Return the lines where the word "sleeps" occurs.

(Recorded data)
[Begin]

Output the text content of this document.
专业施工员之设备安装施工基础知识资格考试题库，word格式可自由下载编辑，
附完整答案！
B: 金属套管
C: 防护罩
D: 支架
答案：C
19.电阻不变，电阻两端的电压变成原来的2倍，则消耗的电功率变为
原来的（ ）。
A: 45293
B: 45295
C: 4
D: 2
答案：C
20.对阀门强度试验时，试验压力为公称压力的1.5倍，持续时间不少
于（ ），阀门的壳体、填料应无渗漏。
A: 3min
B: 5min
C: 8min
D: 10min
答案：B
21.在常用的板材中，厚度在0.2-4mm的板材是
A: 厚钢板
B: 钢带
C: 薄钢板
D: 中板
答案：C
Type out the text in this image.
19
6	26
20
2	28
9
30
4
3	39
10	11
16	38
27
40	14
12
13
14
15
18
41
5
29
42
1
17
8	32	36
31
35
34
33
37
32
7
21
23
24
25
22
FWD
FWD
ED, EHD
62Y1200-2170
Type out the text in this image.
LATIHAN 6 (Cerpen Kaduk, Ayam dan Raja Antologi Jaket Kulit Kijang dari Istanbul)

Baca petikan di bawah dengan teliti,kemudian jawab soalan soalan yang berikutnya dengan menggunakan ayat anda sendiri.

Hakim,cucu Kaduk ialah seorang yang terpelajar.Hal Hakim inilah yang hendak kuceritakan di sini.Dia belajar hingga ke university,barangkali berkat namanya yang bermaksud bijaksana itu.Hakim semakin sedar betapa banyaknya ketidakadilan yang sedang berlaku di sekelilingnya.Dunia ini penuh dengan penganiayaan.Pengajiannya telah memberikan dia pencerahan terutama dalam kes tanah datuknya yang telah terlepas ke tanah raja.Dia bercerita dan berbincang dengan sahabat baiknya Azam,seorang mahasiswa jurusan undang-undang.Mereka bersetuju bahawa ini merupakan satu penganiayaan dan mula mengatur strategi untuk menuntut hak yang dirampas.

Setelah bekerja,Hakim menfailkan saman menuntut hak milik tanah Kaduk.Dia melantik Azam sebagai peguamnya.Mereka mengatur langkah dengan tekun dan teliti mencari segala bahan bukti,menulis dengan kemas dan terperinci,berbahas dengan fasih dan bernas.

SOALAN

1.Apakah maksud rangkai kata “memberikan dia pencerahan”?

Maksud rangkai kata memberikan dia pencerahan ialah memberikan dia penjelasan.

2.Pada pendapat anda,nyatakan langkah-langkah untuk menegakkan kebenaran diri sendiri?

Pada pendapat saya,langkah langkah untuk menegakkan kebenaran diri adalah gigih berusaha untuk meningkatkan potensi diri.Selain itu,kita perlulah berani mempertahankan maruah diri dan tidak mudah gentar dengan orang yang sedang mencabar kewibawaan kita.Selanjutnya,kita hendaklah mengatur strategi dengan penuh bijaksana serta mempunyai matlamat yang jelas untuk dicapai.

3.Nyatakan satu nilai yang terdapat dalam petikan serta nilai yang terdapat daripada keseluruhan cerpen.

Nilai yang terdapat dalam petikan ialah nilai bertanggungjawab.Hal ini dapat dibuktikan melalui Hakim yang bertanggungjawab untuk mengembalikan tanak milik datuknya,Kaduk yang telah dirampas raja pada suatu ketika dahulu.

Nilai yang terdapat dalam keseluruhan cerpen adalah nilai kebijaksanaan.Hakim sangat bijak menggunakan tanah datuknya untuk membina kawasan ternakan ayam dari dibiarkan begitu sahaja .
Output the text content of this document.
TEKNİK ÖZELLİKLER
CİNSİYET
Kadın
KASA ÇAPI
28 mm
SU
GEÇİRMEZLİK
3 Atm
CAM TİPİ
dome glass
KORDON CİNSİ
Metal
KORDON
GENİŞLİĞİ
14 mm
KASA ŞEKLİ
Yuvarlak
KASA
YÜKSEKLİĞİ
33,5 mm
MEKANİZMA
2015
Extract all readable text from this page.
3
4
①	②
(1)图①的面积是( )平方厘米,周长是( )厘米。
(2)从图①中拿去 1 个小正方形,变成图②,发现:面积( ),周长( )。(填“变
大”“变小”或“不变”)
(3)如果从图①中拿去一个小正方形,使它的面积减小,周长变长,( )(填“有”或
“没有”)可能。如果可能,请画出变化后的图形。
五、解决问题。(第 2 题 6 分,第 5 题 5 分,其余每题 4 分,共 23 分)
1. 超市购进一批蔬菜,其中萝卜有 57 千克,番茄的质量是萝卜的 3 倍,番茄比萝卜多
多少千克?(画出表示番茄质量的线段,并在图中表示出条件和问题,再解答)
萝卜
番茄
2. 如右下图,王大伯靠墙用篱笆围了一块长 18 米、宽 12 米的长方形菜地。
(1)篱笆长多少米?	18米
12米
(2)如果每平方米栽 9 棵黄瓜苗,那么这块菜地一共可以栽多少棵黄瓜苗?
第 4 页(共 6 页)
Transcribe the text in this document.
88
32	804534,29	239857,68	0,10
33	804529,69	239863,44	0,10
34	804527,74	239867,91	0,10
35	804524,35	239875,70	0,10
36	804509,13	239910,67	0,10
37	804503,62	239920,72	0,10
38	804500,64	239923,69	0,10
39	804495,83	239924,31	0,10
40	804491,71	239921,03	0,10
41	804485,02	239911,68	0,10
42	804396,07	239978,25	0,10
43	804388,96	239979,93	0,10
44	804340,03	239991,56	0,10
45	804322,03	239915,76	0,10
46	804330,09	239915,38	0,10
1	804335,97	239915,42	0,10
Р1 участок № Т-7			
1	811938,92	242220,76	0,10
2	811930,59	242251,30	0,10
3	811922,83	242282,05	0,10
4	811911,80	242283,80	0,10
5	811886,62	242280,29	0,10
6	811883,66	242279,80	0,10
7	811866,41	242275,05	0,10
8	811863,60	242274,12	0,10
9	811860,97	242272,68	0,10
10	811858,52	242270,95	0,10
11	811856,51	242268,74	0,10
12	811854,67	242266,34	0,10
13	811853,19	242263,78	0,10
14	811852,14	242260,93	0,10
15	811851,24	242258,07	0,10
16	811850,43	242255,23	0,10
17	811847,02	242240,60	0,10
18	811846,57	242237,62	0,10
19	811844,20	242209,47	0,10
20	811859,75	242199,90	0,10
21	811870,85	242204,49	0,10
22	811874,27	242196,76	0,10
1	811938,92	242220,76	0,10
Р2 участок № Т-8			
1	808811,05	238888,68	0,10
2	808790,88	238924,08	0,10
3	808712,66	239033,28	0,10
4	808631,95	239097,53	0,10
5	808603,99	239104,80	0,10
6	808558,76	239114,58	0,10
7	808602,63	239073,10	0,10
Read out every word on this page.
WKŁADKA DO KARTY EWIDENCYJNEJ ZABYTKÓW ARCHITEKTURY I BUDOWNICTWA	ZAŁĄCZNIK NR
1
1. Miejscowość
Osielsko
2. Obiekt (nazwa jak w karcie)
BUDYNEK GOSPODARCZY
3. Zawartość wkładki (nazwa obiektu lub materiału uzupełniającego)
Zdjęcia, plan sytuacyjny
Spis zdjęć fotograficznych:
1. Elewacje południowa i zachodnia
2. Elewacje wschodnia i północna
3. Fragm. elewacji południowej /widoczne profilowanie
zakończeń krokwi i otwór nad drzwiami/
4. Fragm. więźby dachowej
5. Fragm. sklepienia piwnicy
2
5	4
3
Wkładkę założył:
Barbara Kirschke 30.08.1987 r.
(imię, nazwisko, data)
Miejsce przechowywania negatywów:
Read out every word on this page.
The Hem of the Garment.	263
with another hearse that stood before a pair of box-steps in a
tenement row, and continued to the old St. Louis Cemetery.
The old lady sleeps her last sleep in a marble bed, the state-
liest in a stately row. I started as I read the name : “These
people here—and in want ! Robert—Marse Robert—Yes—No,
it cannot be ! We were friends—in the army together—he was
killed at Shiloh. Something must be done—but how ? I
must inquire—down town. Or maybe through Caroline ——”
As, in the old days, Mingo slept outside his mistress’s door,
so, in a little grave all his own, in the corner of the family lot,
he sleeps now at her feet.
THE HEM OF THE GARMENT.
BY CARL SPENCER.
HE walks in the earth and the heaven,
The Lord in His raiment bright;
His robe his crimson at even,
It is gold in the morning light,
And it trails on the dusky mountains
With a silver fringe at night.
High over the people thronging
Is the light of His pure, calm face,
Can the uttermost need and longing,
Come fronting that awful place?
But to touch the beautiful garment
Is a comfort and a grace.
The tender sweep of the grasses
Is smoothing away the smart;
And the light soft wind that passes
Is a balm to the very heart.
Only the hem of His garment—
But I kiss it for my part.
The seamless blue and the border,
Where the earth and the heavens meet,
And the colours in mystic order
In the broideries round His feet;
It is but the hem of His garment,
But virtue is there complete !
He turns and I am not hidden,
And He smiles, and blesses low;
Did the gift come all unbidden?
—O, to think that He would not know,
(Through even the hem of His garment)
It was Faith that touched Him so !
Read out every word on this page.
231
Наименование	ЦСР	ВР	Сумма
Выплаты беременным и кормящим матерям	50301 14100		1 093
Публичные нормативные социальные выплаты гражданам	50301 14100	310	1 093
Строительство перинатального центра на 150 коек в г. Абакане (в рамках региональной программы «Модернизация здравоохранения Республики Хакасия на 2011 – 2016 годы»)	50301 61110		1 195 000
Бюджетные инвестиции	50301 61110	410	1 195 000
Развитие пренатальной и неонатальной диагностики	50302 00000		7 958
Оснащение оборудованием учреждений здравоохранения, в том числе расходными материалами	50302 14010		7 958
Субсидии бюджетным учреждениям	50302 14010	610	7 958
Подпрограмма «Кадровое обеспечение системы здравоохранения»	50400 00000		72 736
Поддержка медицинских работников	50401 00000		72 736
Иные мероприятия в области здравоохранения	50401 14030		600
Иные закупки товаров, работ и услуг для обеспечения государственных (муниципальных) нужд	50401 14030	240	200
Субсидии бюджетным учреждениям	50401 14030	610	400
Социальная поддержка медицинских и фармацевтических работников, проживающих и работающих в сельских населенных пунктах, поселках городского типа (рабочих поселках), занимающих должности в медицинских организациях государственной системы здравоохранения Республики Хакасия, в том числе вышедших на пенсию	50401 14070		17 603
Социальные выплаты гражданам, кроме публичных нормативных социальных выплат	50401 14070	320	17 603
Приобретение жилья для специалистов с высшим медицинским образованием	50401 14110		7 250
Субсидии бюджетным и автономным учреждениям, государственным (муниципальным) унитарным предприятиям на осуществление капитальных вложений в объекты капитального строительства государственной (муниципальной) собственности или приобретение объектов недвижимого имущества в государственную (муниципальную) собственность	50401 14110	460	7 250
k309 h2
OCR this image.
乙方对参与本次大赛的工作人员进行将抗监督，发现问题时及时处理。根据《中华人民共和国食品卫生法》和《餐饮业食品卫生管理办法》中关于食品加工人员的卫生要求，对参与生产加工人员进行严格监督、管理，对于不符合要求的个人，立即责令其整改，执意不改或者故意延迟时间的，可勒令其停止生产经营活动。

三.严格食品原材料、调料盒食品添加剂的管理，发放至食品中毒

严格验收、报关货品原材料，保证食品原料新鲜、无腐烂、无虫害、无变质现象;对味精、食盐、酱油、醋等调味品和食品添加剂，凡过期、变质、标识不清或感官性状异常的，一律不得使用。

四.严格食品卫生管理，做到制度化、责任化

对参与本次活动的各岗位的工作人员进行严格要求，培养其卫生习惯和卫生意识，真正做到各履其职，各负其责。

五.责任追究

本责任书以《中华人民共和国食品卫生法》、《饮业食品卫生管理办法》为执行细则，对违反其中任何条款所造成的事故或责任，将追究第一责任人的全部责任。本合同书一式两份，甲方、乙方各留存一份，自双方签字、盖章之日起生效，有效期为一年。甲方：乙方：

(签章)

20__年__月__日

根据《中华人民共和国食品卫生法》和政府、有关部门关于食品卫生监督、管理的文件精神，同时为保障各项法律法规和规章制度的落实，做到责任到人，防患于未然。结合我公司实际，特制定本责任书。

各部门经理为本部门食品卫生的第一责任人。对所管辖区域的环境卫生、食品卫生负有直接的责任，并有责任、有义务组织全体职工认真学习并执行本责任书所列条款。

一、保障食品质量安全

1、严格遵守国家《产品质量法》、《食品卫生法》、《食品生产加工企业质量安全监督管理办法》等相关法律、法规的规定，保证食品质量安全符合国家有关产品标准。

[End]

§ **ANSWER BELOW**
The old lady sleeps her last sleep in a marble bed, the state-
he sleeps now at her feet.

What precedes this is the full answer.